Page |
:::

Au moment de tenter la périlleuse ascension de la sierra, Frémont rassembla tous ses hommes, et leur demanda de faire un grand effort ; il leur parla du Sacramento, des beaux pâturages, du climat délicieux de la Californie, de l’abondance du gibier qu’ils y trouveraient : il les anima tous de son courage et de sa confiance. On commença aussitôt l’ascension des montagnes ; la neige était extrêmement profonde, et il fallait y creuser une route. Pour faire ce service, on formait un parti de dix hommes, à qui on donnait les chevaux les plus forts. L’un d’eux ouvrait la route à pied ou à cheval ; quand la fatigue l’arrêtait, il se plaçait derrière la file, et d’autres prenaient la tête. On n’avançait ainsi qu’avec une extrême lenteur. Chaque soir on faisait un grand feu, et l’on formait un camp en fondant la neige, qui presque partout atteignait les branches élancées des pins, et au-dessous de laquelle on trouvait quelquefois un peu d’herbe pour les chevaux. Quelques Indiens vinrent encore rejoindre les voyageurs et essayèrent de les empêcher d’aller plus loin. « Roche sur roche, neige sur neige, » répétaient-ils sans cesse dans leur harmonieux langage, en montrant à Frémont les crêtes qui s’élevaient encore devant lui. Le lendemain le jeune guide indien déserta ; les provisions de la troupe étaient épuisées ; il fallut manger deux chiens et tuer ensuite des mulets : rien ne put décourager Frémont.

:::

Données de travail |

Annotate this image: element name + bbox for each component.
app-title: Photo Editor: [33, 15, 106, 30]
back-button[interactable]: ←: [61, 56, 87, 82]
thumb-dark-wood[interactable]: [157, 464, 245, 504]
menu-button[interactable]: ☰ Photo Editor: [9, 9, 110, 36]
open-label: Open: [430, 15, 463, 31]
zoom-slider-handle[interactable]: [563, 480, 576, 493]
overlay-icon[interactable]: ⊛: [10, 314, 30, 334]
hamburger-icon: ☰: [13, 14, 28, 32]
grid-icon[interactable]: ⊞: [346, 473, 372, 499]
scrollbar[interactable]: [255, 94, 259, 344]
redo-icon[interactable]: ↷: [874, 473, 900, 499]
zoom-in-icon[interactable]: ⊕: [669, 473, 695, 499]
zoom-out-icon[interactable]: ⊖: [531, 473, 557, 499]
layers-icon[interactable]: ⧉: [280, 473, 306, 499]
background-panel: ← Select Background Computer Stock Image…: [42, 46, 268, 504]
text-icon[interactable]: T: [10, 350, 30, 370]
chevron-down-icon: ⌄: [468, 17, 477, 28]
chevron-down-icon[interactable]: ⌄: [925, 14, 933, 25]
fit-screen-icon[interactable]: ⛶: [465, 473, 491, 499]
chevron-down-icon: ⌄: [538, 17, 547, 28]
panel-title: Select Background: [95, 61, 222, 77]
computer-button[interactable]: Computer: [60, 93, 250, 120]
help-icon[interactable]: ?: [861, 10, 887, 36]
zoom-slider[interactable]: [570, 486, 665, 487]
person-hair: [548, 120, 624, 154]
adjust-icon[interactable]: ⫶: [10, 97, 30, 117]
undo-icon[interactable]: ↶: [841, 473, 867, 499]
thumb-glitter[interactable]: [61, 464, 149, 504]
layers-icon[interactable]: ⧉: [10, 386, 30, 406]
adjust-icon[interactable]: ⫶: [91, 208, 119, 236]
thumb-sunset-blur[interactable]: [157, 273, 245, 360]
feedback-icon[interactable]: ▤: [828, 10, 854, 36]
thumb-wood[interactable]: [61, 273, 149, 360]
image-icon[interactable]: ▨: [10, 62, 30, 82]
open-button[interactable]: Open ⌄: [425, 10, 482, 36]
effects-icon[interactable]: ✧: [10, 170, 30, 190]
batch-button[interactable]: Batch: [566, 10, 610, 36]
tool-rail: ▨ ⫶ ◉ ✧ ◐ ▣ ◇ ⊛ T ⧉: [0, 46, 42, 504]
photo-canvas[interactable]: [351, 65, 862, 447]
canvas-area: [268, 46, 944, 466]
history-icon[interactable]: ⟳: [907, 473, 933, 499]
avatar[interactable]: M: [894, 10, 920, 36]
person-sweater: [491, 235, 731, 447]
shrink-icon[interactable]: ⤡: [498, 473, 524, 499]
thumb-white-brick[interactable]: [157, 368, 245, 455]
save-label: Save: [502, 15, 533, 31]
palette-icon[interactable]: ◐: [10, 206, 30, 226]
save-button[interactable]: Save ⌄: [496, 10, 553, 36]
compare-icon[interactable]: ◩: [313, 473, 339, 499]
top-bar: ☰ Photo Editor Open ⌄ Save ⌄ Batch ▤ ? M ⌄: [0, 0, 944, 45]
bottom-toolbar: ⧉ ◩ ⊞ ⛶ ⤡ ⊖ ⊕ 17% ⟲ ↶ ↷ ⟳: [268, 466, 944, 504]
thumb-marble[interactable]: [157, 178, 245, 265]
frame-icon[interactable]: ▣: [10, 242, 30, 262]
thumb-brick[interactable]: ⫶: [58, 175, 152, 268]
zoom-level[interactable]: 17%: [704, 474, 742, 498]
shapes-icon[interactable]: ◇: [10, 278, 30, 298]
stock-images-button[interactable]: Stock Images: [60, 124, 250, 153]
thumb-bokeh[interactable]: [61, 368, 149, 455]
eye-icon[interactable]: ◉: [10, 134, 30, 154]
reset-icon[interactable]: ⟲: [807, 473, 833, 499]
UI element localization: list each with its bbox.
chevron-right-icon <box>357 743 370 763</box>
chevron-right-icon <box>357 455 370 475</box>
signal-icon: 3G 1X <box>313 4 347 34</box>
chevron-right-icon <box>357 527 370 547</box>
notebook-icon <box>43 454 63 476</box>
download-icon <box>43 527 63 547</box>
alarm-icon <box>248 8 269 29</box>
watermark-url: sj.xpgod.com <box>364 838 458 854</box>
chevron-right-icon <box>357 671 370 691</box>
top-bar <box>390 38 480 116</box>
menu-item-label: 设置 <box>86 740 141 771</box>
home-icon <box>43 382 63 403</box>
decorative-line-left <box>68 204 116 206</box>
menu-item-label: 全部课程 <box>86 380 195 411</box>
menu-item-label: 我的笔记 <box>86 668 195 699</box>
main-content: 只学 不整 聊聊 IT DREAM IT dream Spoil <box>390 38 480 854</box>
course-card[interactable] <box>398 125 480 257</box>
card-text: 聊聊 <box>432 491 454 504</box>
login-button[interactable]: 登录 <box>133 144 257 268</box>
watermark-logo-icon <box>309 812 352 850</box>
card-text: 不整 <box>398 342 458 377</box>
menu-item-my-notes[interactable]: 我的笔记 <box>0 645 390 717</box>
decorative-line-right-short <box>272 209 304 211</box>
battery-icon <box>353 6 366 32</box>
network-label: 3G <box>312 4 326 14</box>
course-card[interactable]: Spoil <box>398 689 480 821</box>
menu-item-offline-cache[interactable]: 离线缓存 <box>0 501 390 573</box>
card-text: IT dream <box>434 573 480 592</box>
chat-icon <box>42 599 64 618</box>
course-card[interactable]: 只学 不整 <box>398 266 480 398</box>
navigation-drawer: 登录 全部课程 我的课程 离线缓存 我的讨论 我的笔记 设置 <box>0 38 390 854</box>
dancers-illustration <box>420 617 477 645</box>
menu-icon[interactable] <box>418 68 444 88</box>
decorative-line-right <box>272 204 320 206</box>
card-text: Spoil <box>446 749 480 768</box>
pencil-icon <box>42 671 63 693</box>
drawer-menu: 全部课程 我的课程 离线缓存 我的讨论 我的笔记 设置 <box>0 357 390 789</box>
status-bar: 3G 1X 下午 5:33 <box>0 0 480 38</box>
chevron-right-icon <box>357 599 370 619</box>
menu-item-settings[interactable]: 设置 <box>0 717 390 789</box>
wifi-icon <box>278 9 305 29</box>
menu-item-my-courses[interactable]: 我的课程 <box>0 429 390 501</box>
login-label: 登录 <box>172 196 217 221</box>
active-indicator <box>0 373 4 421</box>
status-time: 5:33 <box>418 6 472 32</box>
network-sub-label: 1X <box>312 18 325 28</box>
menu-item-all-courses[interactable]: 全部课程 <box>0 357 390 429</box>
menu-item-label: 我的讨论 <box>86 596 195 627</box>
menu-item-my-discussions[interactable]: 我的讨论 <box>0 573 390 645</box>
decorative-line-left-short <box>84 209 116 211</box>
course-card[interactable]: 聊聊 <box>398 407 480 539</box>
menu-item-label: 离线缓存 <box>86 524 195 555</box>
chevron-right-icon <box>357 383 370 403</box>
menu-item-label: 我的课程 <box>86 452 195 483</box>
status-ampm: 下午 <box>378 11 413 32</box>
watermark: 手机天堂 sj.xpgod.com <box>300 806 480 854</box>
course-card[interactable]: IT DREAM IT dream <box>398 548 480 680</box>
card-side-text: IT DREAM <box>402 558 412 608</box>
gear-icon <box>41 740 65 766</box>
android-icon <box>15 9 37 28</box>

:::

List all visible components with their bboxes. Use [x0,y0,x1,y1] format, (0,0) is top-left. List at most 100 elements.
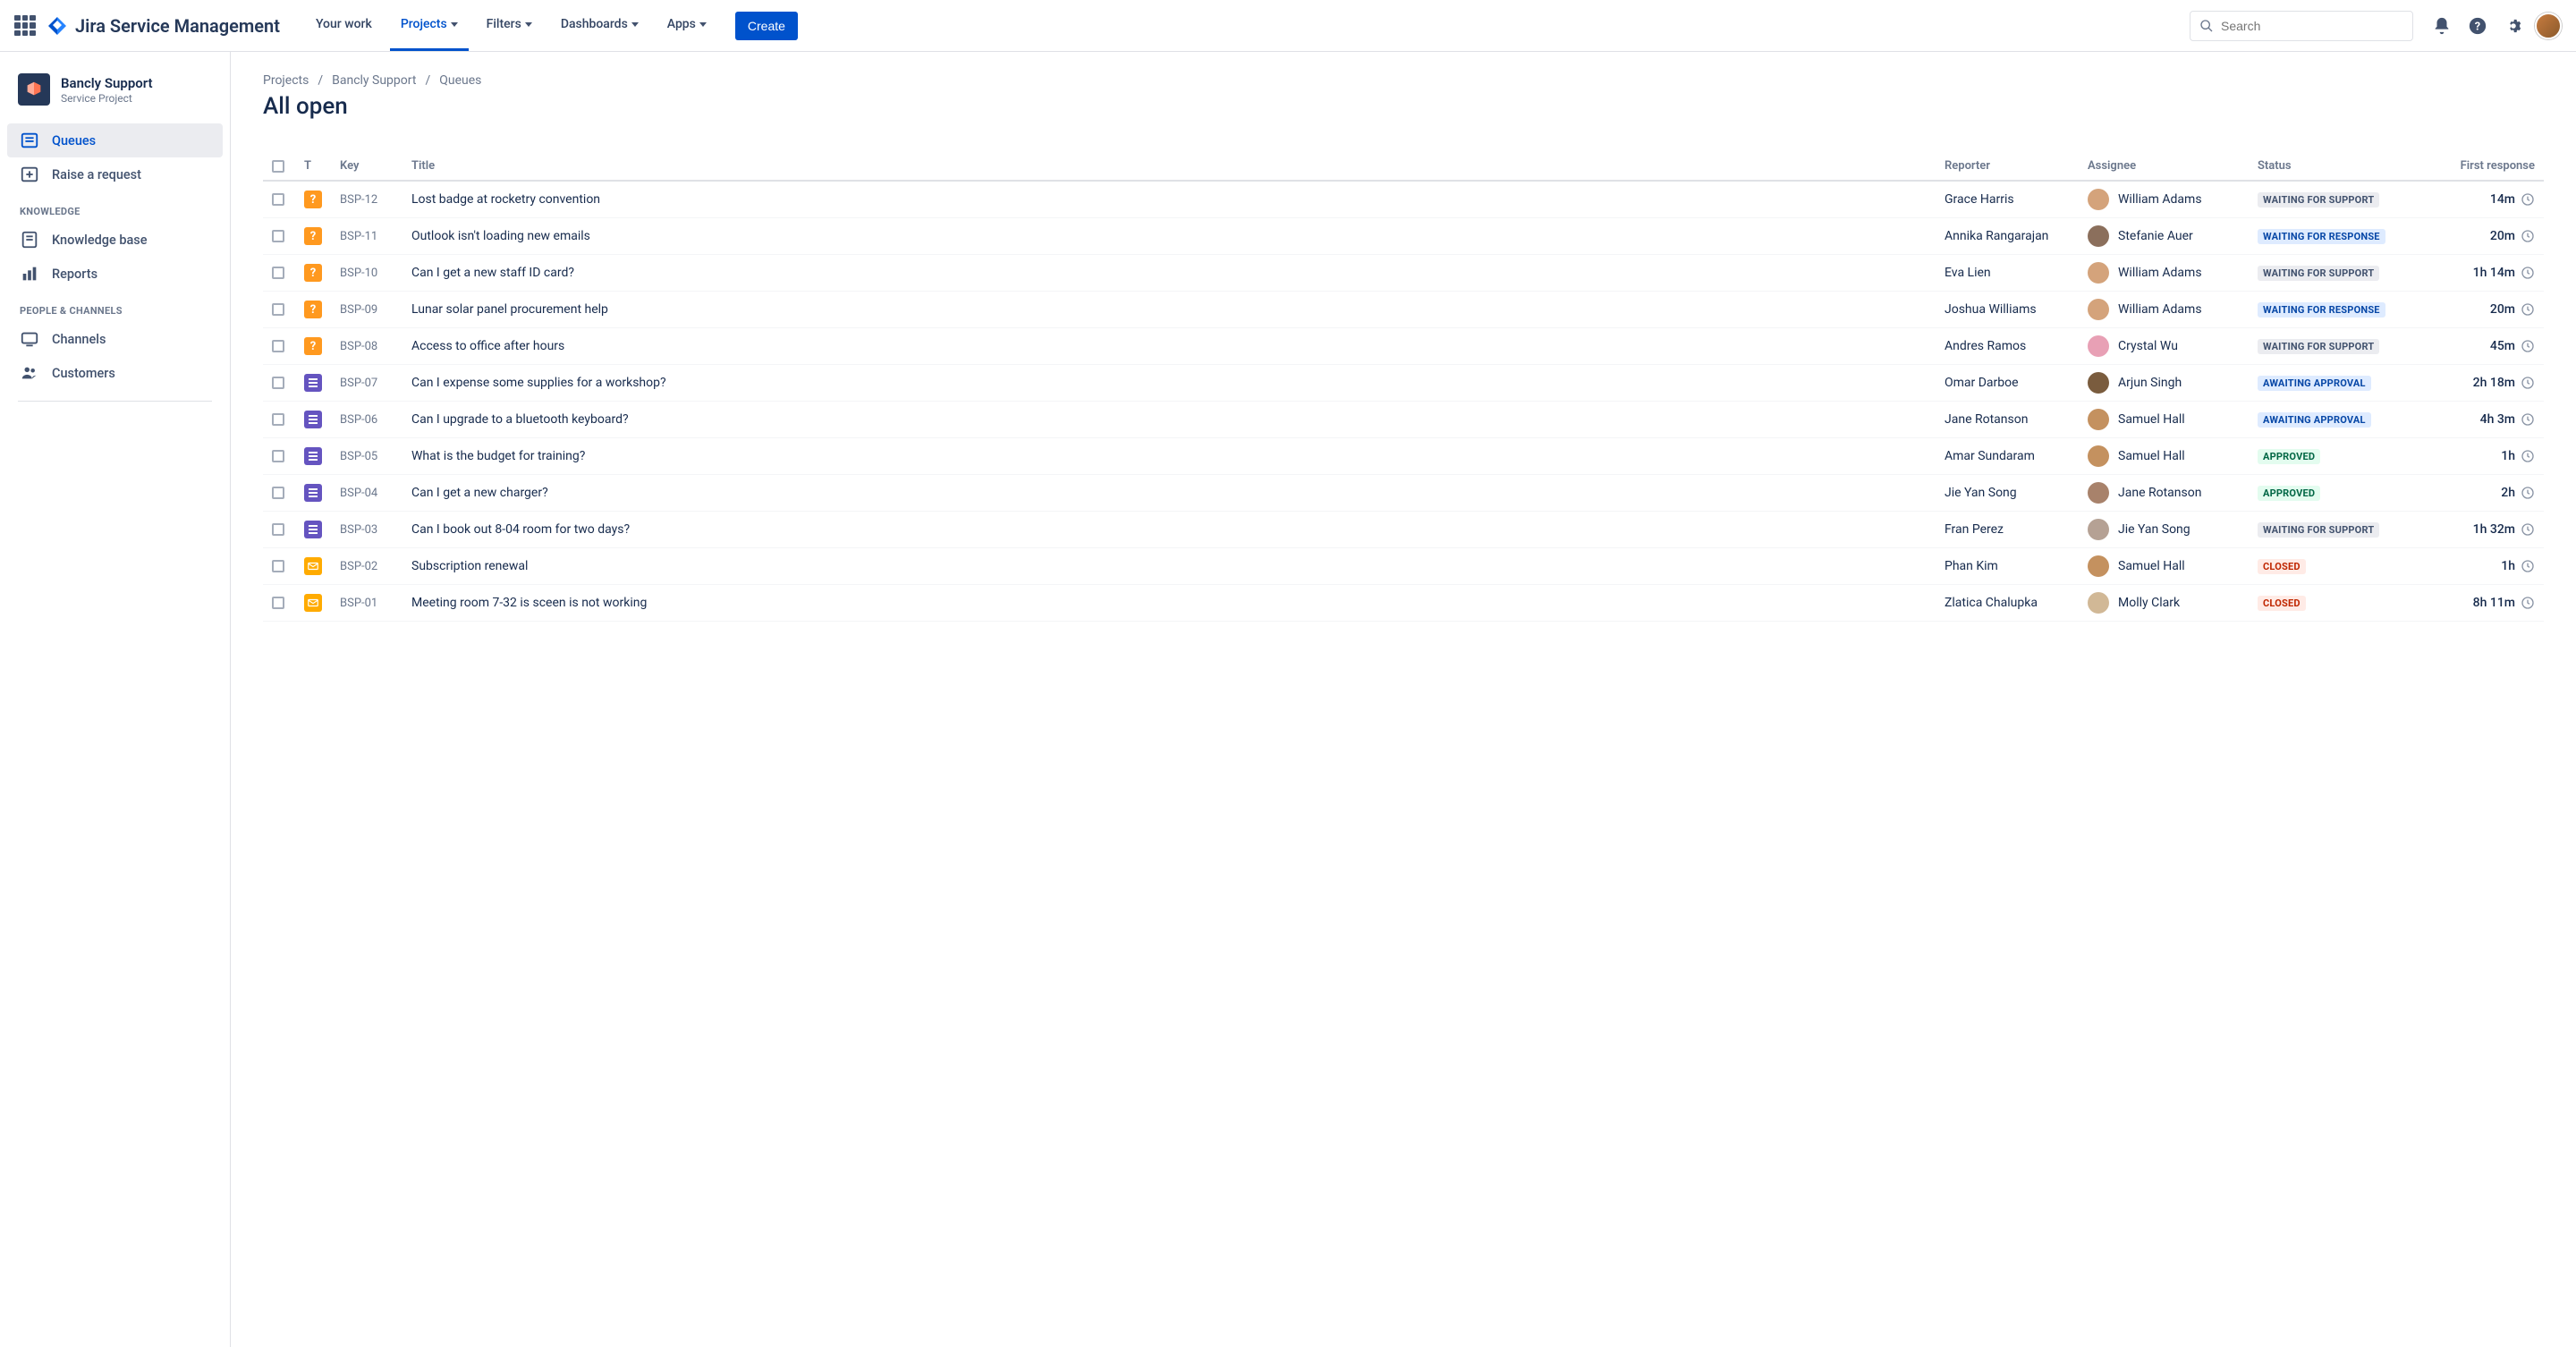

:::

À compléter |
- a) D'après le texte sur l'ascension de la sierra, répondez aux questions suivantes :
(i) Combien d'hommes formait le parti chargé de creuser la route dans la neige ?
(ii) Quels mots les Indiens répétaient-ils sans cesse en montrant les crêtes à Frémont ?
(iii) Que fallut-il manger, puis tuer, une fois les provisions de la troupe épuisées ?
- b) Restituez sous forme de CSV à deux colonnes, consigne et reponse, les lignes des données allant de celle qui contient "Annotate this image: element" jusqu'à celle qui contient "avatar[interactable]: M: [894, 10, 920, 36]", incluses, s'il vous plaît. Mettez chaque consigne et sa réponse sur une ligne du CSV, chaque champ entre guillemets, et remplacez les sauts de ligne par des espaces.

Corrigé |
- a)
(i) Dix hommes.
(ii) « Roche sur roche, neige sur neige. »
(iii) Deux chiens, puis des mulets.

- b)
consigne,reponse
"Annotate this image: element name + bbox for each component.","app-title: Photo Editor: [33, 15, 106, 30] back-button[interactable]: ←: [61, 56, 87, 82] thumb-dark-wood[interactable]: [157, 464, 245, 504] menu-button[interactable]: ☰ Photo Editor: [9, 9, 110, 36] open-label: Open: [430, 15, 463, 31] zoom-slider-handle[interactable]: [563, 480, 576, 493] overlay-icon[interactable]: ⊛: [10, 314, 30, 334] hamburger-icon: ☰: [13, 14, 28, 32] grid-icon[interactable]: ⊞: [346, 473, 372, 499] scrollbar[interactable]: [255, 94, 259, 344] redo-icon[interactable]: ↷: [874, 473, 900, 499] zoom-in-icon[interactable]: ⊕: [669, 473, 695, 499] zoom-out-icon[interactable]: ⊖: [531, 473, 557, 499] layers-icon[interactable]: ⧉: [280, 473, 306, 499] background-panel: ← Select Background Computer Stock Image…: [42, 46, 268, 504] text-icon[interactable]: T: [10, 350, 30, 370] chevron-down-icon: ⌄: [468, 17, 477, 28] chevron-down-icon[interactable]: ⌄: [925, 14, 933, 25] fit-screen-icon[interactable]: ⛶: [465, 473, 491, 499] chevron-down-icon: ⌄: [538, 17, 547, 28] panel-title: Select Background: [95, 61, 222, 77] computer-button[interactable]: Computer: [60, 93, 250, 120] help-icon[interactable]: ?: [861, 10, 887, 36] zoom-slider[interactable]: [570, 486, 665, 487] person-hair: [548, 120, 624, 154] adjust-icon[interactable]: ⫶: [10, 97, 30, 117] undo-icon[interactable]: ↶: [841, 473, 867, 499] thumb-glitter[interactable]: [61, 464, 149, 504] layers-icon[interactable]: ⧉: [10, 386, 30, 406] adjust-icon[interactable]: ⫶: [91, 208, 119, 236] thumb-sunset-blur[interactable]: [157, 273, 245, 360] feedback-icon[interactable]: ▤: [828, 10, 854, 36] thumb-wood[interactable]: [61, 273, 149, 360] image-icon[interactable]: ▨: [10, 62, 30, 82] open-button[interactable]: Open ⌄: [425, 10, 482, 36] effects-icon[interactable]: ✧: [10, 170, 30, 190] batch-button[interactable]: Batch: [566, 10, 610, 36] tool-rail: ▨ ⫶ ◉ ✧ ◐ ▣ ◇ ⊛ T ⧉: [0, 46, 42, 504] photo-canvas[interactable]: [351, 65, 862, 447] canvas-area: [268, 46, 944, 466] history-icon[interactable]: ⟳: [907, 473, 933, 499] avatar[interactable]: M: [894, 10, 920, 36]"